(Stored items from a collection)
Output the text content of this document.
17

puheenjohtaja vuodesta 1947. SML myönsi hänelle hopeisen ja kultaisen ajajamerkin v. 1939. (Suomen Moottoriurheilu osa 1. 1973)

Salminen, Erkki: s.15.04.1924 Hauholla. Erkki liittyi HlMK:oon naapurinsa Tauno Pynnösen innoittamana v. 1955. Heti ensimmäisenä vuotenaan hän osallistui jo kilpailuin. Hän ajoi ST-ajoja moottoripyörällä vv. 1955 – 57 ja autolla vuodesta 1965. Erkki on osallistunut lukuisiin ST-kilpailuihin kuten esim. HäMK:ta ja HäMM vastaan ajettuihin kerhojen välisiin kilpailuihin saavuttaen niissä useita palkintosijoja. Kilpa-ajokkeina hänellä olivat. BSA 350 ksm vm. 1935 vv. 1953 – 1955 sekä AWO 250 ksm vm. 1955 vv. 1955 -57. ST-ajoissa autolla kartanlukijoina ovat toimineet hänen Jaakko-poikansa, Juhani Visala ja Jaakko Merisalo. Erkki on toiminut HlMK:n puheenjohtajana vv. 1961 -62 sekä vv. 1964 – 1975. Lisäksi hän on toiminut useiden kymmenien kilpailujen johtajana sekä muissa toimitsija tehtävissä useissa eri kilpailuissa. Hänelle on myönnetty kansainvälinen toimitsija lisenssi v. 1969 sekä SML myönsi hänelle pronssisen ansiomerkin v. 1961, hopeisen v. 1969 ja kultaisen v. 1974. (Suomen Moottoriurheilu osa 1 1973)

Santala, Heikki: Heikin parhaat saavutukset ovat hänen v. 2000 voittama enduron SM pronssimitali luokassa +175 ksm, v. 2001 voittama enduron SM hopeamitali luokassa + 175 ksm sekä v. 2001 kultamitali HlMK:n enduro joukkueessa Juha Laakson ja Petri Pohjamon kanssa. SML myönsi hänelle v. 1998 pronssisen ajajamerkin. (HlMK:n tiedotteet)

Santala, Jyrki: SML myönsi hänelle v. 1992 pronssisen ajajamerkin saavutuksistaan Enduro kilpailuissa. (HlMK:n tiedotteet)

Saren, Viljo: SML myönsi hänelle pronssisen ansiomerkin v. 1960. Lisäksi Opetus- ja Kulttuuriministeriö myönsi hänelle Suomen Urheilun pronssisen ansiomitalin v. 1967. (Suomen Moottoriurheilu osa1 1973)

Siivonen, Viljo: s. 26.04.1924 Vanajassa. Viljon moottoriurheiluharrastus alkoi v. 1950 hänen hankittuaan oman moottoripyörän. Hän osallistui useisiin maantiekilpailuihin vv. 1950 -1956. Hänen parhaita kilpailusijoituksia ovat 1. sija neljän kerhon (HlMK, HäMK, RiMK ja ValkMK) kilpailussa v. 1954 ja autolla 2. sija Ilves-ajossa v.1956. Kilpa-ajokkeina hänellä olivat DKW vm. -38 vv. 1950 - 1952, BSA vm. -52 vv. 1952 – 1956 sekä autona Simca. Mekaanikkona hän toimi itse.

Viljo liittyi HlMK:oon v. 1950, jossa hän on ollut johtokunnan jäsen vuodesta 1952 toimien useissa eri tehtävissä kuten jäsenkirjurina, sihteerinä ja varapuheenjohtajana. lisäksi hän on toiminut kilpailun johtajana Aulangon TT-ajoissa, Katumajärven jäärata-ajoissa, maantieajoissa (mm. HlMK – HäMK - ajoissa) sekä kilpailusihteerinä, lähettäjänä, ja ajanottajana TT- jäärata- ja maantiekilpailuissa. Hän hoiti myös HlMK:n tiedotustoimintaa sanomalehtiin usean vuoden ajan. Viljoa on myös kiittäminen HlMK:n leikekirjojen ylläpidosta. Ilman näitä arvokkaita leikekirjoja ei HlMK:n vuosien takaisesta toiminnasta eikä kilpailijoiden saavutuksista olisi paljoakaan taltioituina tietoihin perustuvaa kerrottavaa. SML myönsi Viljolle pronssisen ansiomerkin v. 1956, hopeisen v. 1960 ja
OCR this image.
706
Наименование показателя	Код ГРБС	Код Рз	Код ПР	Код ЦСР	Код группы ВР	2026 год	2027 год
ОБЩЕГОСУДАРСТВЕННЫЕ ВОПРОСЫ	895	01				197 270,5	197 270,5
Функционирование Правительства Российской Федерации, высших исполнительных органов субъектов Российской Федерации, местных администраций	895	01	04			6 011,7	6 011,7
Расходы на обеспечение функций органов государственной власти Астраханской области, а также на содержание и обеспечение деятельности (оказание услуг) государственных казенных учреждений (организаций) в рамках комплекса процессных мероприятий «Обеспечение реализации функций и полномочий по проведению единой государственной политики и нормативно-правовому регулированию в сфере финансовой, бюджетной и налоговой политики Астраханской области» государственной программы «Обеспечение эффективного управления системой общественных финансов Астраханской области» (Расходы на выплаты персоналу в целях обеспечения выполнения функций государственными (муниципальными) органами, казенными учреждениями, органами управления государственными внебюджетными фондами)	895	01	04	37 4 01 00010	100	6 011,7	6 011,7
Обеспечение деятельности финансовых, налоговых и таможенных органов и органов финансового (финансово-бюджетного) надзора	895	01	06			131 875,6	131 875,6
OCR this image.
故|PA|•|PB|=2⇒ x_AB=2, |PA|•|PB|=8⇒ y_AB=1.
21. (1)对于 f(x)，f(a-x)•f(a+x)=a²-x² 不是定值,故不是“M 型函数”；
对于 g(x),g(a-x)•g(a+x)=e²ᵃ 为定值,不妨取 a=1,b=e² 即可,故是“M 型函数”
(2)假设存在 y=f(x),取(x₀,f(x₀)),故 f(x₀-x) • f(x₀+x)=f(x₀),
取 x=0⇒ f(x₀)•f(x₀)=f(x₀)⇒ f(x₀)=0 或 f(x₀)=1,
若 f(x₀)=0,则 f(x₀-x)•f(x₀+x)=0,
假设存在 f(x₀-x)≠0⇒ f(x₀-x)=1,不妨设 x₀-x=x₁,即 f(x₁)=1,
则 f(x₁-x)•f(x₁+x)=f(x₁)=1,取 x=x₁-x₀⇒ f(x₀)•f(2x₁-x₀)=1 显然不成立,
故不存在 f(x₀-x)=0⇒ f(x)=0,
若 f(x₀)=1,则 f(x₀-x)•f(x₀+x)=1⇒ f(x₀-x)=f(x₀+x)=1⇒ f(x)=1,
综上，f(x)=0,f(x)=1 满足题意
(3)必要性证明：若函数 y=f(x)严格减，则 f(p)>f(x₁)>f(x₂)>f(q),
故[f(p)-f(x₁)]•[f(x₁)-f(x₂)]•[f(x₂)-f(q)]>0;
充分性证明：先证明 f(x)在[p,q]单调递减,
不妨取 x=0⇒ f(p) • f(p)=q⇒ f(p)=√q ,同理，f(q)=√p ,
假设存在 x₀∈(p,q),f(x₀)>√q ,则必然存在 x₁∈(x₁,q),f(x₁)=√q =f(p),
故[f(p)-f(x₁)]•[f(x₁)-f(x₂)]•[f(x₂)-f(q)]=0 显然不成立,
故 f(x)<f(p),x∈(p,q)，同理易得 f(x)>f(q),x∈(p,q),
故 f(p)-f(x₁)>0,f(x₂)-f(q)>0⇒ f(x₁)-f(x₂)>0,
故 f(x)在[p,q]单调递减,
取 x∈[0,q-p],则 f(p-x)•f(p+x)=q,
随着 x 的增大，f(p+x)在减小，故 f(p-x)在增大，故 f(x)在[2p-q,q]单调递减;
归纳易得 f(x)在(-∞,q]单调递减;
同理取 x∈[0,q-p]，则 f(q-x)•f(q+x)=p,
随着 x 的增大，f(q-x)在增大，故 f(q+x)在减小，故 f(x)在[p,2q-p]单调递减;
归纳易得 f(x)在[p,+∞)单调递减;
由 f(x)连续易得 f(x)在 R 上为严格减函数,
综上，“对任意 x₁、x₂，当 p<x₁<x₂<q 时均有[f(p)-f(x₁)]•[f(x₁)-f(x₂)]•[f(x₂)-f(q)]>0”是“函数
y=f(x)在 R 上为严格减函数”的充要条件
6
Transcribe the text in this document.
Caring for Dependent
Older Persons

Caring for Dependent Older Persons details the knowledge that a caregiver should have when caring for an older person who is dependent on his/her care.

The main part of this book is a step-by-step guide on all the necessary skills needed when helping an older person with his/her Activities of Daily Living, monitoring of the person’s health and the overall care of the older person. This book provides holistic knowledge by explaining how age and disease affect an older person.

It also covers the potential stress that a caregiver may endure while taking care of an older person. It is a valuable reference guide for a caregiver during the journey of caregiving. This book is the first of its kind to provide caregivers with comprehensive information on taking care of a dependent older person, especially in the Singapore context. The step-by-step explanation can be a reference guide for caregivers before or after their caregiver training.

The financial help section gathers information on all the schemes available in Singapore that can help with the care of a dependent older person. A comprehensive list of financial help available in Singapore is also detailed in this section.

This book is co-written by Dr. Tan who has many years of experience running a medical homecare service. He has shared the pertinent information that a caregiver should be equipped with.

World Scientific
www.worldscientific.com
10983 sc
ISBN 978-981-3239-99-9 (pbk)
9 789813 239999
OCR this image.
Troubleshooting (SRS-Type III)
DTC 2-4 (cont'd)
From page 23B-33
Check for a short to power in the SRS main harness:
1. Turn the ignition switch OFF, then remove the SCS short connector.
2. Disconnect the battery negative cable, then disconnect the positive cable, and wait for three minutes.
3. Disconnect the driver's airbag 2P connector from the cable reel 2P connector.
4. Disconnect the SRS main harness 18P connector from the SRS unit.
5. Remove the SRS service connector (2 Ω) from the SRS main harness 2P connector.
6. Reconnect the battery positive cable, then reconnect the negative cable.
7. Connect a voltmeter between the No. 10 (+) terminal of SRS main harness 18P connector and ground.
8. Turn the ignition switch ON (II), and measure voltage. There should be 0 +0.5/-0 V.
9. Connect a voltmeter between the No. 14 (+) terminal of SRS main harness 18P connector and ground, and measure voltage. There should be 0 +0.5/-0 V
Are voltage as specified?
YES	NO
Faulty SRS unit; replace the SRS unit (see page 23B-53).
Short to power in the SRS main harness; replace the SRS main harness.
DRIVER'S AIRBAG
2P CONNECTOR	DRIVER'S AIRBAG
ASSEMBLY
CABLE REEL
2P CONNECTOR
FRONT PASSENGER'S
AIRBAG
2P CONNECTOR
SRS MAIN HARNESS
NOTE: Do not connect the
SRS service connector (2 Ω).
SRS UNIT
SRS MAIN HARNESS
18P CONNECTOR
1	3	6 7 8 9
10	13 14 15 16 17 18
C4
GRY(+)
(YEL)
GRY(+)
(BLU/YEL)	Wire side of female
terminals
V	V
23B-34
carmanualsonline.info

## Aim
Show every line that contains the word "There".

## Answer for the task
8. Turn the ignition switch ON (II), and measure voltage. There should be 0 +0.5/-0 V.
9. Connect a voltmeter between the No. 14 (+) terminal of SRS main harness 18P connector and ground, and measure voltage. There should be 0 +0.5/-0 V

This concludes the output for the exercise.